◆ **WHAT IS ASKED**: Output all the material that follows, exactly as given.
>> Begin TASK INPUT
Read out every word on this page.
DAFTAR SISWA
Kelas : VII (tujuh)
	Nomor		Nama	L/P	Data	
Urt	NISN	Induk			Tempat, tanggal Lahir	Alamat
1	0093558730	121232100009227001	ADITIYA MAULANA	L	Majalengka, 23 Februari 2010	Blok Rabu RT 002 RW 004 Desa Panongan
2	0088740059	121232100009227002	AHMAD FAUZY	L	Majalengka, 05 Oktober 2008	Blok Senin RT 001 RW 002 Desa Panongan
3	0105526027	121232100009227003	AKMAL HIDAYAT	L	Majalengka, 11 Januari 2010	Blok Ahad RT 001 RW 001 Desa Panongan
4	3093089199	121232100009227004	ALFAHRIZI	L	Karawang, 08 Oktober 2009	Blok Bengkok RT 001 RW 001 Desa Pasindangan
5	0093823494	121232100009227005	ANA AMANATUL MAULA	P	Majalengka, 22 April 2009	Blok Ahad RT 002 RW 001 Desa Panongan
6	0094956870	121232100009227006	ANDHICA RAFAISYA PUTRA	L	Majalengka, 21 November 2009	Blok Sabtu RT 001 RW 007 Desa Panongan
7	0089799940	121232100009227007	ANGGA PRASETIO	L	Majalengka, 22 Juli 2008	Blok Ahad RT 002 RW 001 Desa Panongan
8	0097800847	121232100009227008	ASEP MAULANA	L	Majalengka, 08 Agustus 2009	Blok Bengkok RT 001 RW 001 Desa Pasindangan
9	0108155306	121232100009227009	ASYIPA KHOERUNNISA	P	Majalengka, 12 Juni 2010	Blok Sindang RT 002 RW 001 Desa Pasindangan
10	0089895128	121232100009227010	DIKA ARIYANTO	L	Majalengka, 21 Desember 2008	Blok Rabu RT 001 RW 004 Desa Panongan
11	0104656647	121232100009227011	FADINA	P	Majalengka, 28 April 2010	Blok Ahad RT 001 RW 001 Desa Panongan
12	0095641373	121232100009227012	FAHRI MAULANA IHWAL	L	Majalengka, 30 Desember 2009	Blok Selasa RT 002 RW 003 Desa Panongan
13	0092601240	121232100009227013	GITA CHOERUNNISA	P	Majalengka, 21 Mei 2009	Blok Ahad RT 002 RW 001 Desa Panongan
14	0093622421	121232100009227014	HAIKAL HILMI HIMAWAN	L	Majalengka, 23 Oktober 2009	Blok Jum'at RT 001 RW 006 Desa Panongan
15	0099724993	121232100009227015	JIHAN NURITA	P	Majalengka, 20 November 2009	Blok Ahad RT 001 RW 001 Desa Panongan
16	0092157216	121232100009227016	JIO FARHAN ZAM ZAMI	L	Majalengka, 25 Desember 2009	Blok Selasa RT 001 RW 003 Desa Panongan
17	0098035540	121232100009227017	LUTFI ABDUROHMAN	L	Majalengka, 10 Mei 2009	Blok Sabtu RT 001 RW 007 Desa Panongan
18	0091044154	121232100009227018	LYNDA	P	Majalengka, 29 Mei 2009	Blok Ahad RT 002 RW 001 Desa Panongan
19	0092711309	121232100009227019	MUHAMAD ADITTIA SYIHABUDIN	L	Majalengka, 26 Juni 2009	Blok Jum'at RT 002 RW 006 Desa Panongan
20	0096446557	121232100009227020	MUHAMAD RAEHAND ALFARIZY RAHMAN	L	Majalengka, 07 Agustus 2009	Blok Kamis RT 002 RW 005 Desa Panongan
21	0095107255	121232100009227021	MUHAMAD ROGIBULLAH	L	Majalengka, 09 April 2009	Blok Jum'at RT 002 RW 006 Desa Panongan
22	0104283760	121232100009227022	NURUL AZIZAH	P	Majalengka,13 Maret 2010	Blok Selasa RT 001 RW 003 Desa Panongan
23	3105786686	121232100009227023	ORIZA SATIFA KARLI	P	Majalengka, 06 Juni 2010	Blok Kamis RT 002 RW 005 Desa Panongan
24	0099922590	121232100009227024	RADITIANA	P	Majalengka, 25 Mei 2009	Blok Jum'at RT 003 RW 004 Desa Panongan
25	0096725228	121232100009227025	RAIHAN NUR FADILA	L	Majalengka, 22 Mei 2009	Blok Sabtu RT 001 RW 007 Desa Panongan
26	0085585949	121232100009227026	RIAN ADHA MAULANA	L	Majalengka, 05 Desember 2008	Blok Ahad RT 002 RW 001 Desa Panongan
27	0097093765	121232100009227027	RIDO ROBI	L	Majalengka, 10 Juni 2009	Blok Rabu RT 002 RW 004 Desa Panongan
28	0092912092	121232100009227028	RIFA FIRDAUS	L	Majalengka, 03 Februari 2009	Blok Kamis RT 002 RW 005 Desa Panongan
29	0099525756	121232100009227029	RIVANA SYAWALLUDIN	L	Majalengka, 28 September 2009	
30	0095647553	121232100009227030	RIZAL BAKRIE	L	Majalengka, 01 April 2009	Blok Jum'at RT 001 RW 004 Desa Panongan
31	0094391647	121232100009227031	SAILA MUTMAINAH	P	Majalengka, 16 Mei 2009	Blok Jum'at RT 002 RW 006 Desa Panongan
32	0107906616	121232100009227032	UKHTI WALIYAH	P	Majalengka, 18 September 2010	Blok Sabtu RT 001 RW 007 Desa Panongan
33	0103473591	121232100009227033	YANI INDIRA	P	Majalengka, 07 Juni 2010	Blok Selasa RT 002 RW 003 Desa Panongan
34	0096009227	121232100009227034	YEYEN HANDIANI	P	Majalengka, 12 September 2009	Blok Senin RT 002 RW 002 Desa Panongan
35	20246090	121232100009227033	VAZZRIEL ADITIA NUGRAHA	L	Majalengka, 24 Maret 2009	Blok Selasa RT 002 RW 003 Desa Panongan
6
>> End TASK INPUT
◆ **TASK SOLUTION**:
Read out every word on this page.
DAFTAR SISWA
Kelas : VII (tujuh)
	Nomor		Nama	L/P	Data	
Urt	NISN	Induk			Tempat, tanggal Lahir	Alamat
1	0093558730	121232100009227001	ADITIYA MAULANA	L	Majalengka, 23 Februari 2010	Blok Rabu RT 002 RW 004 Desa Panongan
2	0088740059	121232100009227002	AHMAD FAUZY	L	Majalengka, 05 Oktober 2008	Blok Senin RT 001 RW 002 Desa Panongan
3	0105526027	121232100009227003	AKMAL HIDAYAT	L	Majalengka, 11 Januari 2010	Blok Ahad RT 001 RW 001 Desa Panongan
4	3093089199	121232100009227004	ALFAHRIZI	L	Karawang, 08 Oktober 2009	Blok Bengkok RT 001 RW 001 Desa Pasindangan
5	0093823494	121232100009227005	ANA AMANATUL MAULA	P	Majalengka, 22 April 2009	Blok Ahad RT 002 RW 001 Desa Panongan
6	0094956870	121232100009227006	ANDHICA RAFAISYA PUTRA	L	Majalengka, 21 November 2009	Blok Sabtu RT 001 RW 007 Desa Panongan
7	0089799940	121232100009227007	ANGGA PRASETIO	L	Majalengka, 22 Juli 2008	Blok Ahad RT 002 RW 001 Desa Panongan
8	0097800847	121232100009227008	ASEP MAULANA	L	Majalengka, 08 Agustus 2009	Blok Bengkok RT 001 RW 001 Desa Pasindangan
9	0108155306	121232100009227009	ASYIPA KHOERUNNISA	P	Majalengka, 12 Juni 2010	Blok Sindang RT 002 RW 001 Desa Pasindangan
10	0089895128	121232100009227010	DIKA ARIYANTO	L	Majalengka, 21 Desember 2008	Blok Rabu RT 001 RW 004 Desa Panongan
11	0104656647	121232100009227011	FADINA	P	Majalengka, 28 April 2010	Blok Ahad RT 001 RW 001 Desa Panongan
12	0095641373	121232100009227012	FAHRI MAULANA IHWAL	L	Majalengka, 30 Desember 2009	Blok Selasa RT 002 RW 003 Desa Panongan
13	0092601240	121232100009227013	GITA CHOERUNNISA	P	Majalengka, 21 Mei 2009	Blok Ahad RT 002 RW 001 Desa Panongan
14	0093622421	121232100009227014	HAIKAL HILMI HIMAWAN	L	Majalengka, 23 Oktober 2009	Blok Jum'at RT 001 RW 006 Desa Panongan
15	0099724993	121232100009227015	JIHAN NURITA	P	Majalengka, 20 November 2009	Blok Ahad RT 001 RW 001 Desa Panongan
16	0092157216	121232100009227016	JIO FARHAN ZAM ZAMI	L	Majalengka, 25 Desember 2009	Blok Selasa RT 001 RW 003 Desa Panongan
17	0098035540	121232100009227017	LUTFI ABDUROHMAN	L	Majalengka, 10 Mei 2009	Blok Sabtu RT 001 RW 007 Desa Panongan
18	0091044154	121232100009227018	LYNDA	P	Majalengka, 29 Mei 2009	Blok Ahad RT 002 RW 001 Desa Panongan
19	0092711309	121232100009227019	MUHAMAD ADITTIA SYIHABUDIN	L	Majalengka, 26 Juni 2009	Blok Jum'at RT 002 RW 006 Desa Panongan
20	0096446557	121232100009227020	MUHAMAD RAEHAND ALFARIZY RAHMAN	L	Majalengka, 07 Agustus 2009	Blok Kamis RT 002 RW 005 Desa Panongan
21	0095107255	121232100009227021	MUHAMAD ROGIBULLAH	L	Majalengka, 09 April 2009	Blok Jum'at RT 002 RW 006 Desa Panongan
22	0104283760	121232100009227022	NURUL AZIZAH	P	Majalengka,13 Maret 2010	Blok Selasa RT 001 RW 003 Desa Panongan
23	3105786686	121232100009227023	ORIZA SATIFA KARLI	P	Majalengka, 06 Juni 2010	Blok Kamis RT 002 RW 005 Desa Panongan
24	0099922590	121232100009227024	RADITIANA	P	Majalengka, 25 Mei 2009	Blok Jum'at RT 003 RW 004 Desa Panongan
25	0096725228	121232100009227025	RAIHAN NUR FADILA	L	Majalengka, 22 Mei 2009	Blok Sabtu RT 001 RW 007 Desa Panongan
26	0085585949	121232100009227026	RIAN ADHA MAULANA	L	Majalengka, 05 Desember 2008	Blok Ahad RT 002 RW 001 Desa Panongan
27	0097093765	121232100009227027	RIDO ROBI	L	Majalengka, 10 Juni 2009	Blok Rabu RT 002 RW 004 Desa Panongan
28	0092912092	121232100009227028	RIFA FIRDAUS	L	Majalengka, 03 Februari 2009	Blok Kamis RT 002 RW 005 Desa Panongan
29	0099525756	121232100009227029	RIVANA SYAWALLUDIN	L	Majalengka, 28 September 2009	
30	0095647553	121232100009227030	RIZAL BAKRIE	L	Majalengka, 01 April 2009	Blok Jum'at RT 001 RW 004 Desa Panongan
31	0094391647	121232100009227031	SAILA MUTMAINAH	P	Majalengka, 16 Mei 2009	Blok Jum'at RT 002 RW 006 Desa Panongan
32	0107906616	121232100009227032	UKHTI WALIYAH	P	Majalengka, 18 September 2010	Blok Sabtu RT 001 RW 007 Desa Panongan
33	0103473591	121232100009227033	YANI INDIRA	P	Majalengka, 07 Juni 2010	Blok Selasa RT 002 RW 003 Desa Panongan
34	0096009227	121232100009227034	YEYEN HANDIANI	P	Majalengka, 12 September 2009	Blok Senin RT 002 RW 002 Desa Panongan
35	20246090	121232100009227033	VAZZRIEL ADITIA NUGRAHA	L	Majalengka, 24 Maret 2009	Blok Selasa RT 002 RW 003 Desa Panongan
6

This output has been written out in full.